■ Work required
Please convert each of the items below into a JSON list of strings, one string per line, omitting any blank lines.

■ Data for processing
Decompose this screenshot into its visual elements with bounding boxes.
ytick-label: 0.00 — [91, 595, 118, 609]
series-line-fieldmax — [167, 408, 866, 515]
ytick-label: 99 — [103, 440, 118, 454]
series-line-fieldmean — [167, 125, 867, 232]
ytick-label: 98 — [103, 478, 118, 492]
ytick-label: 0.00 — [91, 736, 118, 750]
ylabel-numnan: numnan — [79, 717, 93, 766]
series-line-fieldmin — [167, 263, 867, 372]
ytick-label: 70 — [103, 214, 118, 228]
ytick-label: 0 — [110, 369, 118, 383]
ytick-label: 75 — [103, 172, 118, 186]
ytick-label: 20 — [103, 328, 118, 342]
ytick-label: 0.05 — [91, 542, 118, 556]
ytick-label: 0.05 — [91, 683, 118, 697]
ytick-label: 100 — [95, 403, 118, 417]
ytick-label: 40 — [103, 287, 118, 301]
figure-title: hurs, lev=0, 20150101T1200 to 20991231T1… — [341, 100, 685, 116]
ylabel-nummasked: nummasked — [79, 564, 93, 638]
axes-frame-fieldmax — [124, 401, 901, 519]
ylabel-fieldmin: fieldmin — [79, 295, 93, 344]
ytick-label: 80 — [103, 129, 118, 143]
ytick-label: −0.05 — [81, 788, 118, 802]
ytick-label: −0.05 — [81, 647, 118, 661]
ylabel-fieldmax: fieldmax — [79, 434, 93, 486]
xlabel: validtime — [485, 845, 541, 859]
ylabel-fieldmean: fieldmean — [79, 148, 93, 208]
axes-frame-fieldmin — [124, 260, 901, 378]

■ The response
[
  "Decompose this screenshot into its visual elements with bounding boxes.",
  "ytick-label: 0.00 — [91, 595, 118, 609]",
  "series-line-fieldmax — [167, 408, 866, 515]",
  "ytick-label: 99 — [103, 440, 118, 454]",
  "series-line-fieldmean — [167, 125, 867, 232]",
  "ytick-label: 98 — [103, 478, 118, 492]",
  "ytick-label: 0.00 — [91, 736, 118, 750]",
  "ylabel-numnan: numnan — [79, 717, 93, 766]",
  "series-line-fieldmin — [167, 263, 867, 372]",
  "ytick-label: 70 — [103, 214, 118, 228]",
  "ytick-label: 0 — [110, 369, 118, 383]",
  "ytick-label: 75 — [103, 172, 118, 186]",
  "ytick-label: 20 — [103, 328, 118, 342]",
  "ytick-label: 0.05 — [91, 542, 118, 556]",
  "ytick-label: 0.05 — [91, 683, 118, 697]",
  "ytick-label: 100 — [95, 403, 118, 417]",
  "ytick-label: 40 — [103, 287, 118, 301]",
  "figure-title: hurs, lev=0, 20150101T1200 to 20991231T1… — [341, 100, 685, 116]",
  "ylabel-nummasked: nummasked — [79, 564, 93, 638]",
  "axes-frame-fieldmax — [124, 401, 901, 519]",
  "ylabel-fieldmin: fieldmin — [79, 295, 93, 344]",
  "ytick-label: 80 — [103, 129, 118, 143]",
  "ytick-label: −0.05 — [81, 788, 118, 802]",
  "ytick-label: −0.05 — [81, 647, 118, 661]",
  "ylabel-fieldmax: fieldmax — [79, 434, 93, 486]",
  "xlabel: validtime — [485, 845, 541, 859]",
  "ylabel-fieldmean: fieldmean — [79, 148, 93, 208]",
  "axes-frame-fieldmin — [124, 260, 901, 378]"
]